# GOAL OF THE EXERCISE:
Reproduce verbatim every line of the listing from the line containing "text-line: 응시자격이 정지되고" through the final line of the listing, including both of these lines.

# EXERCISE MATERIALS:
------------

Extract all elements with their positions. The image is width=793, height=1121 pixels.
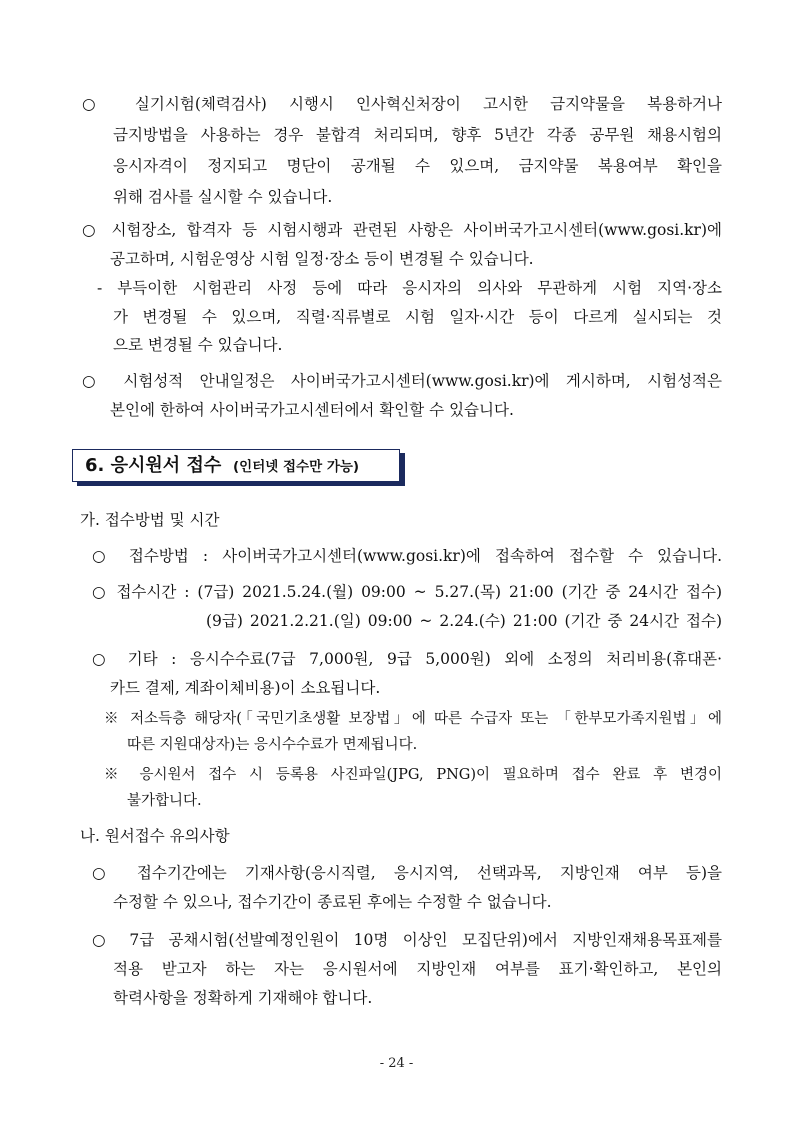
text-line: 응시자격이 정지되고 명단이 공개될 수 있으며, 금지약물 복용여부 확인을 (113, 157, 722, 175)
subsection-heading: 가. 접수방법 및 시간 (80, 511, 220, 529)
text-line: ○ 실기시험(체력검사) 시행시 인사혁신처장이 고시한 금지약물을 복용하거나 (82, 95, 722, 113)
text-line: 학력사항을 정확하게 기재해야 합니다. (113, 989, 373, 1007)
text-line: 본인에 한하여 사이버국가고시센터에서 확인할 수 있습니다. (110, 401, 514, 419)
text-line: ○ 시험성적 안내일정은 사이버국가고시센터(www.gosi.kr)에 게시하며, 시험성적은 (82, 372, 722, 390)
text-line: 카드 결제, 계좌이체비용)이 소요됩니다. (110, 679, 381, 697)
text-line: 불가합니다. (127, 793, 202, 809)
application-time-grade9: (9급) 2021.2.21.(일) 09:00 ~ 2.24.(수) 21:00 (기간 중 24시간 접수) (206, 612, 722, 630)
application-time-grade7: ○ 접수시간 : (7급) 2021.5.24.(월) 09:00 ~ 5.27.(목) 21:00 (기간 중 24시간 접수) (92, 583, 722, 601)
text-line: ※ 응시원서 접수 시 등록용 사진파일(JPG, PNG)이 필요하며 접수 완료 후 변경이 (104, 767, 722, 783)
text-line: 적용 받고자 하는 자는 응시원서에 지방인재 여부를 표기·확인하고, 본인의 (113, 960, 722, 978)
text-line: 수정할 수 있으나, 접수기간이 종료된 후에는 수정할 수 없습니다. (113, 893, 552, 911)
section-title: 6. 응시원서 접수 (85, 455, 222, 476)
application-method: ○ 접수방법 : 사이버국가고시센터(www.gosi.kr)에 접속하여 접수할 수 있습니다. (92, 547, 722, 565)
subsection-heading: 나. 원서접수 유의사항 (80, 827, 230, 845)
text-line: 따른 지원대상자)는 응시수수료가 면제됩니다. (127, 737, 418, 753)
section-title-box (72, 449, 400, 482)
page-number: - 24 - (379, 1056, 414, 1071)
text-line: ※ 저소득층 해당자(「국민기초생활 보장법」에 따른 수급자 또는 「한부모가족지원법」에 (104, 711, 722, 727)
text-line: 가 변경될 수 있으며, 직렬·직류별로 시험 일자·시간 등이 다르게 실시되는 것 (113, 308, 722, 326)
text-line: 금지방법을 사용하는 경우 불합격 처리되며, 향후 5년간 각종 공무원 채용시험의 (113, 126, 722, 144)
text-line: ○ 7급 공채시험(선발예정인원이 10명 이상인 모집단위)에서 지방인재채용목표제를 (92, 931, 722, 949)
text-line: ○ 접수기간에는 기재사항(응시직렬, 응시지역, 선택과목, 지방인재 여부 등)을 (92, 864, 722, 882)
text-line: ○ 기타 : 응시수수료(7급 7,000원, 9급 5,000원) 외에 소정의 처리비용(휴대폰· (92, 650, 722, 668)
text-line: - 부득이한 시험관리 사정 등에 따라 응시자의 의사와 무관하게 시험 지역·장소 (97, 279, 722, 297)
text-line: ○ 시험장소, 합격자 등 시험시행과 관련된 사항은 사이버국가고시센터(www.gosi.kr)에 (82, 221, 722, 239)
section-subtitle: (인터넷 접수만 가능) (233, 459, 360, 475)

------------

# EXPECTED OUTPUT:
text-line: 응시자격이 정지되고 명단이 공개될 수 있으며, 금지약물 복용여부 확인을 (113, 157, 722, 175)
subsection-heading: 가. 접수방법 및 시간 (80, 511, 220, 529)
text-line: ○ 실기시험(체력검사) 시행시 인사혁신처장이 고시한 금지약물을 복용하거나 (82, 95, 722, 113)
text-line: 학력사항을 정확하게 기재해야 합니다. (113, 989, 373, 1007)
text-line: 본인에 한하여 사이버국가고시센터에서 확인할 수 있습니다. (110, 401, 514, 419)
text-line: ○ 시험성적 안내일정은 사이버국가고시센터(www.gosi.kr)에 게시하며, 시험성적은 (82, 372, 722, 390)
text-line: 카드 결제, 계좌이체비용)이 소요됩니다. (110, 679, 381, 697)
text-line: 불가합니다. (127, 793, 202, 809)
application-time-grade9: (9급) 2021.2.21.(일) 09:00 ~ 2.24.(수) 21:00 (기간 중 24시간 접수) (206, 612, 722, 630)
application-time-grade7: ○ 접수시간 : (7급) 2021.5.24.(월) 09:00 ~ 5.27.(목) 21:00 (기간 중 24시간 접수) (92, 583, 722, 601)
text-line: ※ 응시원서 접수 시 등록용 사진파일(JPG, PNG)이 필요하며 접수 완료 후 변경이 (104, 767, 722, 783)
text-line: 적용 받고자 하는 자는 응시원서에 지방인재 여부를 표기·확인하고, 본인의 (113, 960, 722, 978)
text-line: 수정할 수 있으나, 접수기간이 종료된 후에는 수정할 수 없습니다. (113, 893, 552, 911)
section-title: 6. 응시원서 접수 (85, 455, 222, 476)
application-method: ○ 접수방법 : 사이버국가고시센터(www.gosi.kr)에 접속하여 접수할 수 있습니다. (92, 547, 722, 565)
subsection-heading: 나. 원서접수 유의사항 (80, 827, 230, 845)
text-line: 따른 지원대상자)는 응시수수료가 면제됩니다. (127, 737, 418, 753)
section-title-box (72, 449, 400, 482)
page-number: - 24 - (379, 1056, 414, 1071)
text-line: ※ 저소득층 해당자(「국민기초생활 보장법」에 따른 수급자 또는 「한부모가족지원법」에 (104, 711, 722, 727)
text-line: 가 변경될 수 있으며, 직렬·직류별로 시험 일자·시간 등이 다르게 실시되는 것 (113, 308, 722, 326)
text-line: 금지방법을 사용하는 경우 불합격 처리되며, 향후 5년간 각종 공무원 채용시험의 (113, 126, 722, 144)
text-line: ○ 7급 공채시험(선발예정인원이 10명 이상인 모집단위)에서 지방인재채용목표제를 (92, 931, 722, 949)
text-line: ○ 접수기간에는 기재사항(응시직렬, 응시지역, 선택과목, 지방인재 여부 등)을 (92, 864, 722, 882)
text-line: ○ 기타 : 응시수수료(7급 7,000원, 9급 5,000원) 외에 소정의 처리비용(휴대폰· (92, 650, 722, 668)
text-line: - 부득이한 시험관리 사정 등에 따라 응시자의 의사와 무관하게 시험 지역·장소 (97, 279, 722, 297)
text-line: ○ 시험장소, 합격자 등 시험시행과 관련된 사항은 사이버국가고시센터(www.gosi.kr)에 (82, 221, 722, 239)
section-subtitle: (인터넷 접수만 가능) (233, 459, 360, 475)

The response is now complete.